Segment Start: DATASET EXCERPTS

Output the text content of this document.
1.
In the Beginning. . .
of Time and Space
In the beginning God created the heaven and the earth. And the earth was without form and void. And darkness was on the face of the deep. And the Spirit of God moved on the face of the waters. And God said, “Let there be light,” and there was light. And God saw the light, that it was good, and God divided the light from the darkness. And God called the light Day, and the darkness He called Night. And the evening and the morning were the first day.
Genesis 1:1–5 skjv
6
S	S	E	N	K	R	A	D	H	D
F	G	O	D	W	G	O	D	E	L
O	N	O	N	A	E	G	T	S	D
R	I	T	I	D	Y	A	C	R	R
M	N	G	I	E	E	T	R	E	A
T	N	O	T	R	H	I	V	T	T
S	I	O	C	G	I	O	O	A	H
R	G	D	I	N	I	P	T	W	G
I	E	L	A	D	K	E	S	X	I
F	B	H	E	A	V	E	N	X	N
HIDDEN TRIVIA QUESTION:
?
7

Segment End: DATASET EXCERPTS

### ACTIVITY
Restate the entries above. Match them exactly.

### SOLVED PROBLEM
Output the text content of this document.
1.
In the Beginning. . .
of Time and Space
In the beginning God created the heaven and the earth. And the earth was without form and void. And darkness was on the face of the deep. And the Spirit of God moved on the face of the waters. And God said, “Let there be light,” and there was light. And God saw the light, that it was good, and God divided the light from the darkness. And God called the light Day, and the darkness He called Night. And the evening and the morning were the first day.
Genesis 1:1–5 skjv
6
S	S	E	N	K	R	A	D	H	D
F	G	O	D	W	G	O	D	E	L
O	N	O	N	A	E	G	T	S	D
R	I	T	I	D	Y	A	C	R	R
M	N	G	I	E	E	T	R	E	A
T	N	O	T	R	H	I	V	T	T
S	I	O	C	G	I	O	O	A	H
R	G	D	I	N	I	P	T	W	G
I	E	L	A	D	K	E	S	X	I
F	B	H	E	A	V	E	N	X	N
HIDDEN TRIVIA QUESTION:
?
7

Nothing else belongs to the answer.